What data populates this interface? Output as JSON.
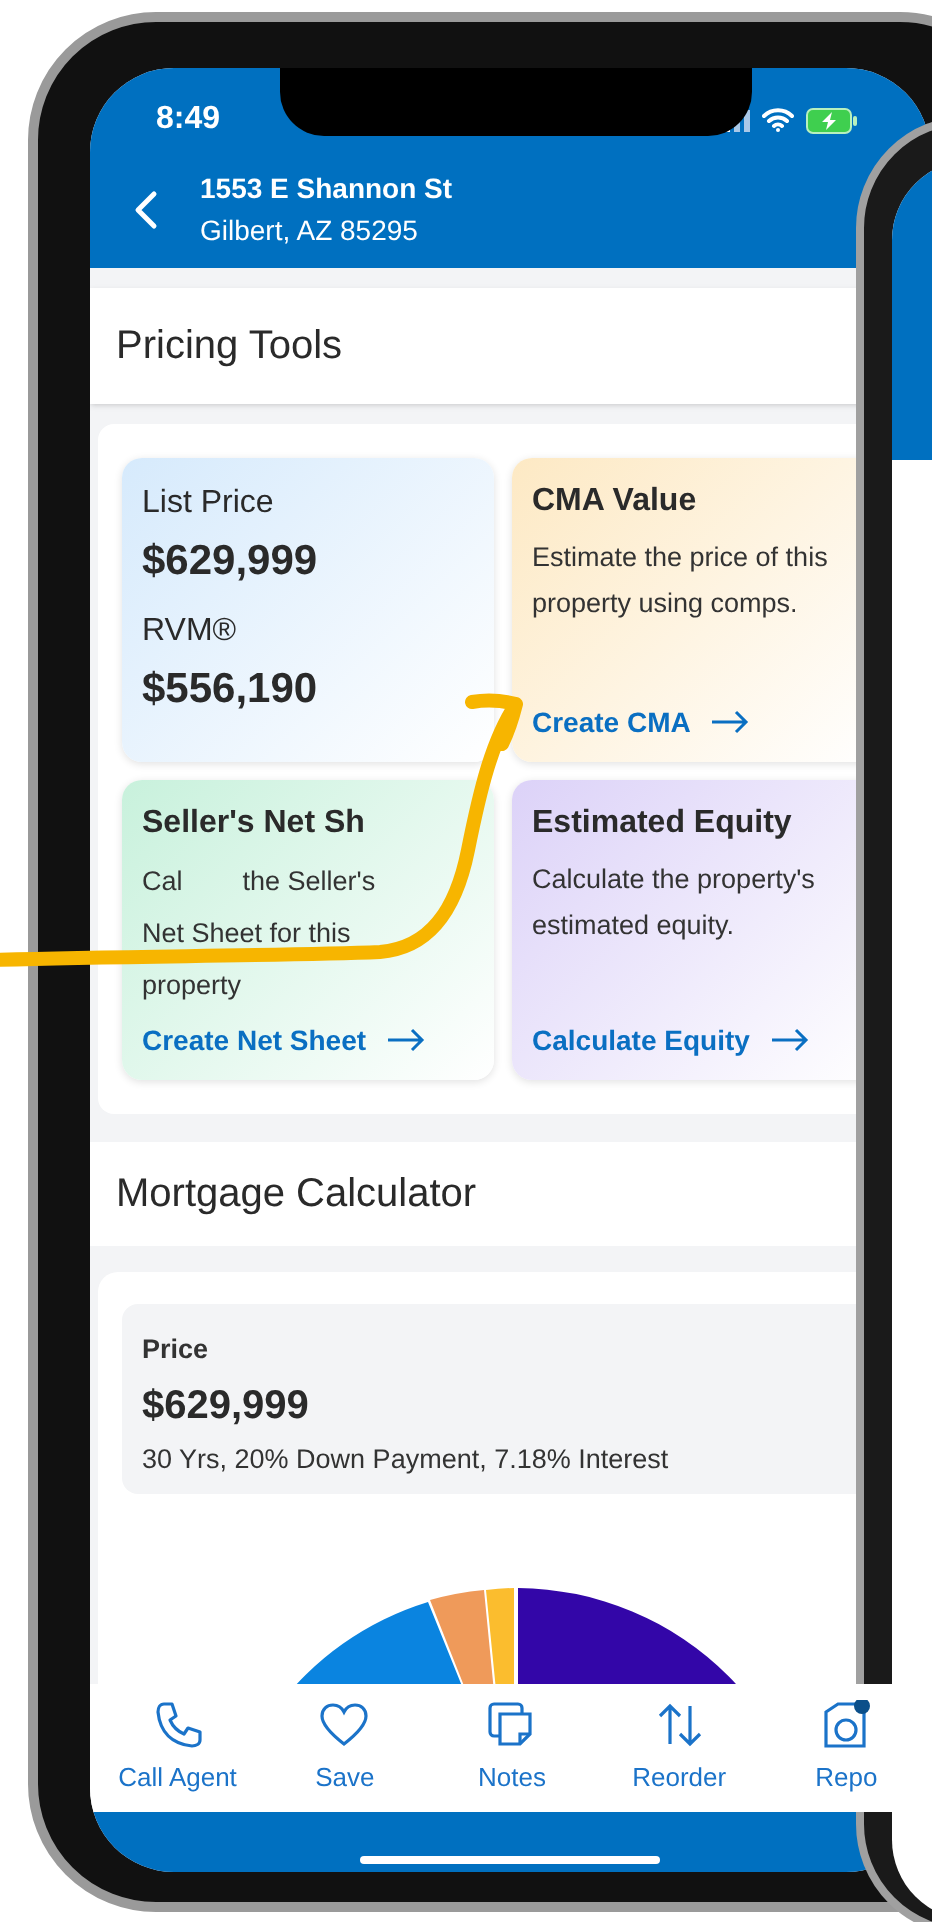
{
  "status_bar": {
    "time": "8:49"
  },
  "header": {
    "title": "1553 E Shannon St",
    "subtitle": "Gilbert, AZ 85295"
  },
  "pricing_tools": {
    "title": "Pricing Tools",
    "cards": [
      {
        "kind": "price",
        "color": "#d6eafc",
        "items": [
          {
            "label": "List Price",
            "value": "$629,999"
          },
          {
            "label": "RVM®",
            "value": "$556,190"
          }
        ]
      },
      {
        "kind": "tool",
        "color": "#fde9c4",
        "title": "CMA Value",
        "description": [
          "Estimate the price of this property using comps."
        ],
        "link": "Create CMA"
      },
      {
        "kind": "tool",
        "color": "#c8f1dc",
        "title": "Seller's Net Sh",
        "description": [
          "Cal",
          "the Seller's",
          "Net Sheet for this property"
        ],
        "link": "Create Net Sheet"
      },
      {
        "kind": "tool",
        "color": "#dcd2f8",
        "title": "Estimated Equity",
        "description": [
          "Calculate the property's estimated equity."
        ],
        "link": "Calculate Equity"
      }
    ]
  },
  "mortgage_calculator": {
    "title": "Mortgage Calculator",
    "price_label": "Price",
    "price": "$629,999",
    "terms": "30 Yrs, 20% Down Payment, 7.18% Interest"
  },
  "bottom_nav": [
    {
      "label": "Call Agent"
    },
    {
      "label": "Save"
    },
    {
      "label": "Notes"
    },
    {
      "label": "Reorder"
    },
    {
      "label": "Repo"
    }
  ]
}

Written request: Return each line from the material above exactly, but not the pictures.

Expected answer:
What data populates this interface? Output as JSON.
{
  "status_bar": {
    "time": "8:49"
  },
  "header": {
    "title": "1553 E Shannon St",
    "subtitle": "Gilbert, AZ 85295"
  },
  "pricing_tools": {
    "title": "Pricing Tools",
    "cards": [
      {
        "kind": "price",
        "color": "#d6eafc",
        "items": [
          {
            "label": "List Price",
            "value": "$629,999"
          },
          {
            "label": "RVM®",
            "value": "$556,190"
          }
        ]
      },
      {
        "kind": "tool",
        "color": "#fde9c4",
        "title": "CMA Value",
        "description": [
          "Estimate the price of this property using comps."
        ],
        "link": "Create CMA"
      },
      {
        "kind": "tool",
        "color": "#c8f1dc",
        "title": "Seller's Net Sh",
        "description": [
          "Cal",
          "the Seller's",
          "Net Sheet for this property"
        ],
        "link": "Create Net Sheet"
      },
      {
        "kind": "tool",
        "color": "#dcd2f8",
        "title": "Estimated Equity",
        "description": [
          "Calculate the property's estimated equity."
        ],
        "link": "Calculate Equity"
      }
    ]
  },
  "mortgage_calculator": {
    "title": "Mortgage Calculator",
    "price_label": "Price",
    "price": "$629,999",
    "terms": "30 Yrs, 20% Down Payment, 7.18% Interest"
  },
  "bottom_nav": [
    {
      "label": "Call Agent"
    },
    {
      "label": "Save"
    },
    {
      "label": "Notes"
    },
    {
      "label": "Reorder"
    },
    {
      "label": "Repo"
    }
  ]
}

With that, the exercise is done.